## Text to read

The first stage is the farthest flung, and covers ranges from about 500 and something to 1100 and something, shooting off a tripod. 

The Marshal issues instruction and shows us a print out of the targets locations, we take it in turns looking for them though a spotting scope while a French elf not much older than my daughter looks on with a bemused expression that says ‘Old blokes what part of this can possibly be fun for you guys?”

The fats and salt of a sandwich reanimate me and once the targets are announced the squad take out neatly laminated sheets carefully recording every click the scope would need down to 5m increments.  OMR and I have hastily knocked up data hand written of scraps of paper now stained with sandwich grease. Ours is in 50m increments. 
The top boys all have custom turrets or at least turret tape. You know your range, you turn the scope’s turrets to that marking and you’re, if not bang on the money, not far off it. With hindsight set to 20/20 I’d also shoot the data table to verify every single range increment. 

And take wind reading lessons. Lots of them.

I put a strike on the score sheet. Go Team GB. Probably the high point looking back. 
All stages are against the clock, the targets are usually hard to find through the scope, often I’m not the only one to time-out without completing the course of fire. A pair of 10 power binos or a draw scope would really help. 

For the next ten hours we walk back down the valley, then back up the valley, then back down, then….you get the idea. 

More to come
Your pal
SBW

Sunday, 24 November 2019

Midnight Sun Rifle Challenge Pt4


The die is now well and truly cast, we’ve paid, flown to the the top of Europe, they know we’re here and are waiting for us. We change into the clothes we’ll wear for the next 24 hours and make for the carpark. 
On the hotel doorstep a tall blonde woman, who has stepped out of central casting’s Viking Maiden department, is heaving her pack out of the foyer. 
Are you competing in Midnight Sun? I ask her. 
“Well yes I’m going, not really sure if you could call it competing, I’m just a beginner, I don't expect to do very well.” 
There’s understatement, there’s false modesty, and then there’s this, clearly a mash up of the two. 
She has a very nice Vorn back pack, from its rifle slot pokes a SAKO TRG. 
Thats a £5,000 rifle before you screw a scope onto it.
“Nice rig, what’s it chambered in?” 
‘It was a bit of a bargain I bought it from a military contact for two grand, the bipod would have cost 600, it was in 308 with an unknown shot count, we have a lathe at home so I re barrelled it in 6mm SLR.” 
“Just a beginner huh?” 
She gives me a caught-with-hand-in-the-cookie-jar smile. 

The driver picks us and a team of Swedish lads up.  We set off into the countryside. 

“People ask me why I drive so slowly, its Moose country, I ask them if I strapped an oil drum to your kitchen table at what speed would you be happy to drive into it?”

The completion is held in a military outpost, there’s not much more than a barbecue pit and a shower block at our starting point, with small wooden buildings scattered up and down the valleys. Most of them just a briefing room with an outhouse attached. 

First stop is the practice range where the array of kit on display makes the hobby look more serious and more expensive than usual . I walk up and down the line, where prize for most kit lugged along goes to a team in Helikon-Tex camo most of whom are muttering Kurwa! Kurwa!! between shots. 

National stereotypes being what they are, my question “Kurwa! Polska drużyna?” gets a big laugh.

## Given problem 1
Pull out the rows of Block 1 unchanged, everything from the one containing "page-indicator: 1 of 1 [558,556,596,571]" down to the one containing "preview-page: Listado de".

## Source records

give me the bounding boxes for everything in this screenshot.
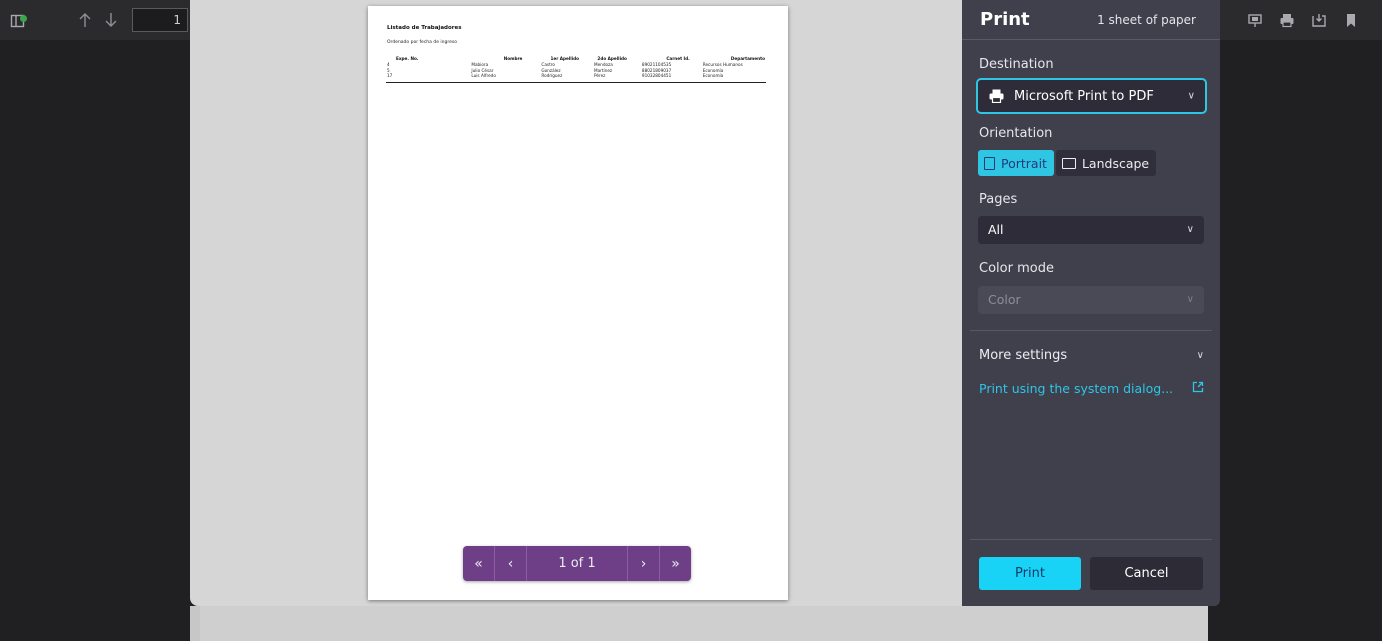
page-indicator: 1 of 1 [558,556,596,571]
chevron-down-icon: ∨ [1196,350,1204,361]
workers-table: Expe. No. Nombre 1er Apellido 2do Apelli… [386,56,766,83]
footer-divider [970,539,1212,540]
pages-label: Pages [979,192,1018,207]
last-page-button[interactable]: » [659,546,691,581]
landscape-label: Landscape [1081,155,1150,171]
more-settings-toggle[interactable]: More settings ∨ [979,348,1204,363]
settings-divider [970,330,1212,331]
portrait-button[interactable]: Portrait [978,150,1054,176]
landscape-button[interactable]: Landscape [1055,150,1157,176]
next-page-button[interactable]: › [627,546,659,581]
preview-page: Listado de Trabajadores Ordenado por fec… [368,6,788,600]
document-title: Listado de Trabajadores [387,25,462,31]
landscape-page-icon [1061,157,1076,169]
cancel-button[interactable]: Cancel [1090,557,1203,590]
more-settings-label: More settings [979,348,1068,363]
printer-icon [988,89,1004,103]
page-navigator: « ‹ 1 of 1 › » [463,546,691,581]
table-cell: 91032804451 [627,73,691,83]
orientation-label: Orientation [979,126,1053,141]
page-number-input[interactable]: 1 [132,8,188,32]
table-row: 17 Luis Alfredo Rodríguez Pérez 91032804… [386,73,766,83]
orientation-toggle: Portrait Landscape [978,150,1157,176]
prev-page-button[interactable]: ‹ [495,546,527,581]
color-mode-select[interactable]: Color ∨ [978,286,1204,314]
toolbar-left-group: 1 [0,0,188,40]
toolbar-right-group [1242,0,1364,40]
print-title: Print [980,9,1030,30]
chevron-down-icon: ∨ [1186,224,1194,235]
external-link-icon [1192,381,1204,396]
sheet-count: 1 sheet of paper [1097,13,1196,27]
status-dot-icon [20,15,27,22]
system-dialog-label: Print using the system dialog... [979,381,1174,396]
table-cell: Economía [690,73,766,83]
color-mode-value: Color [988,292,1021,307]
destination-value: Microsoft Print to PDF [1014,88,1154,104]
chevron-down-icon: ∨ [1187,90,1195,102]
table-cell: Pérez [579,73,628,83]
portrait-label: Portrait [1001,155,1047,171]
print-icon[interactable] [1274,7,1300,33]
table-cell: Luis Alfredo [433,73,524,83]
document-subtitle: Ordenado por fecha de ingreso [387,40,457,45]
preview-bottom-strip [190,606,1208,641]
bookmark-icon[interactable] [1338,7,1364,33]
previous-page-icon[interactable] [72,7,98,33]
portrait-page-icon [984,156,995,170]
pages-value: All [988,222,1004,237]
chevron-down-icon: ∨ [1186,294,1194,305]
first-page-button[interactable]: « [463,546,495,581]
next-page-icon[interactable] [98,7,124,33]
print-panel-header: Print 1 sheet of paper [962,0,1220,40]
pages-select[interactable]: All ∨ [978,216,1204,244]
sidebar-toggle-icon[interactable] [0,7,36,33]
destination-label: Destination [979,57,1054,72]
table-cell: 17 [386,73,434,83]
color-mode-label: Color mode [979,261,1054,276]
present-icon[interactable] [1242,7,1268,33]
print-settings-panel: Print 1 sheet of paper Destination Micro… [962,0,1220,606]
print-button[interactable]: Print [979,557,1081,590]
destination-select[interactable]: Microsoft Print to PDF ∨ [976,78,1207,114]
table-cell: Rodríguez [523,73,580,83]
system-dialog-link[interactable]: Print using the system dialog... [979,381,1204,396]
save-icon[interactable] [1306,7,1332,33]
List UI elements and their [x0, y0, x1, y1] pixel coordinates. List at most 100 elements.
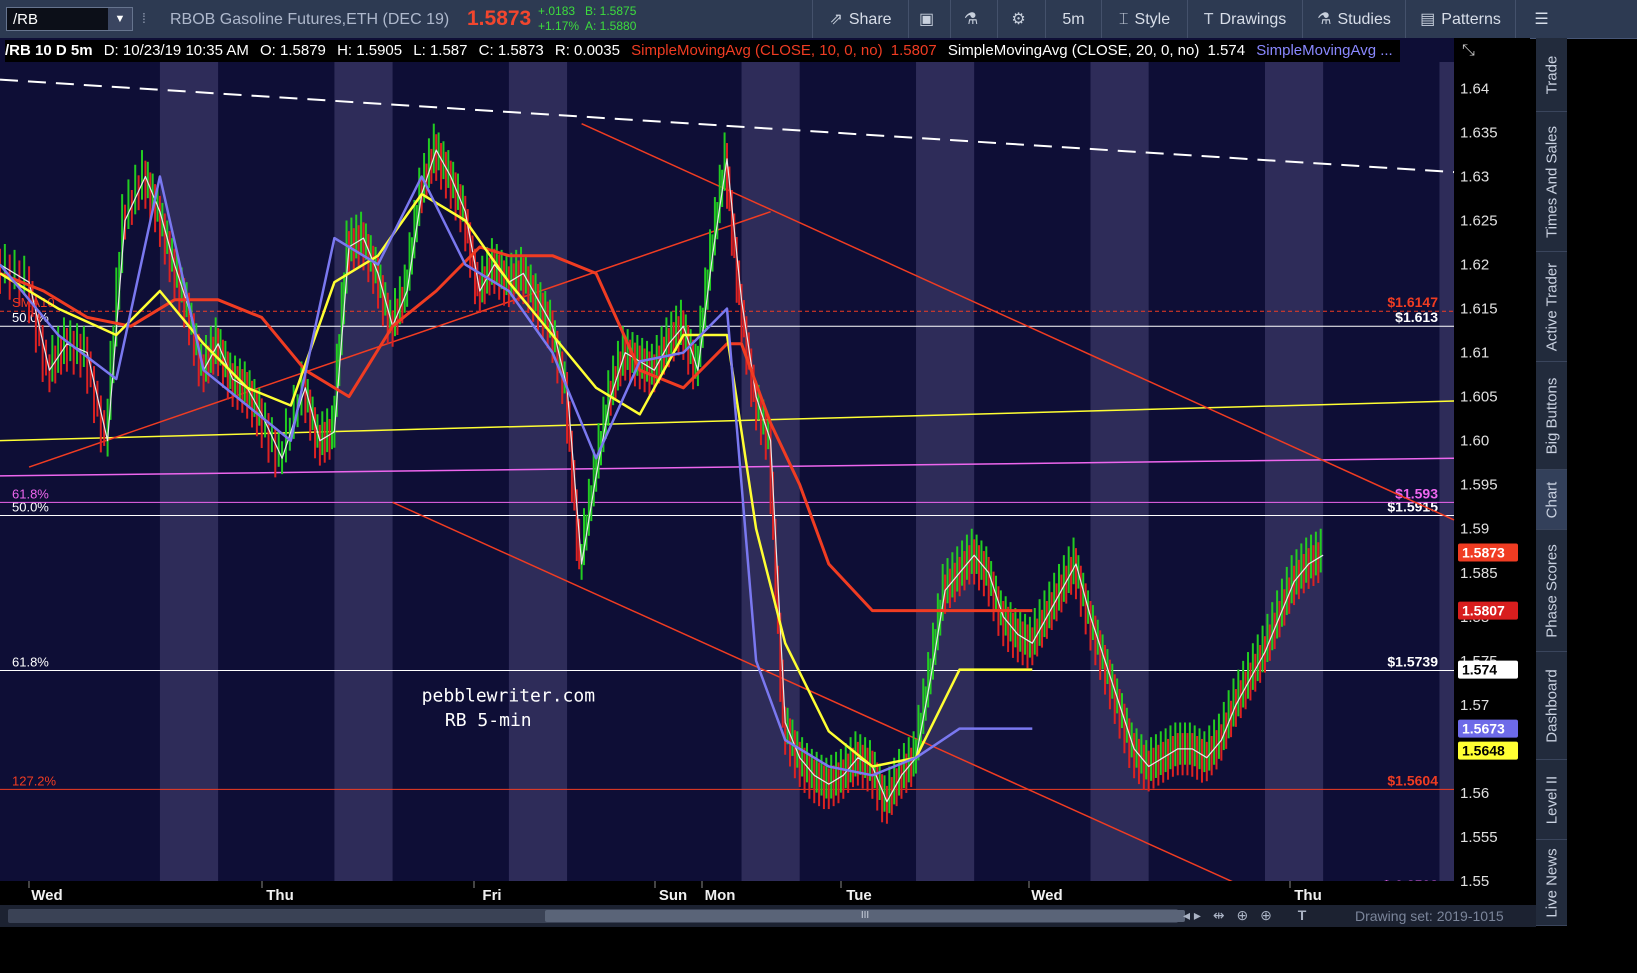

## Given problem 2
Reproduce the passage of the rifle competition account verbatim, everything from "And take wind" down to "get the idea.".

## Full solution 1
page-indicator: 1 of 1 [558,556,596,571]
chevron-down-icon: ∨ [1196,350,1204,361]
workers-table: Expe. No. Nombre 1er Apellido 2do Apelli… [386,56,766,83]
footer-divider [970,539,1212,540]
pages-label: Pages [979,192,1018,207]
last-page-button[interactable]: » [659,546,691,581]
landscape-label: Landscape [1081,155,1150,171]
more-settings-toggle[interactable]: More settings ∨ [979,348,1204,363]
settings-divider [970,330,1212,331]
portrait-button[interactable]: Portrait [978,150,1054,176]
landscape-button[interactable]: Landscape [1055,150,1157,176]
next-page-button[interactable]: › [627,546,659,581]
preview-page: Listado de Trabajadores Ordenado por fec… [368,6,788,600]

## Full solution 2
And take wind reading lessons. Lots of them.

I put a strike on the score sheet. Go Team GB. Probably the high point looking back. 
All stages are against the clock, the targets are usually hard to find through the scope, often I’m not the only one to time-out without completing the course of fire. A pair of 10 power binos or a draw scope would really help. 

For the next ten hours we walk back down the valley, then back up the valley, then back down, then….you get the idea.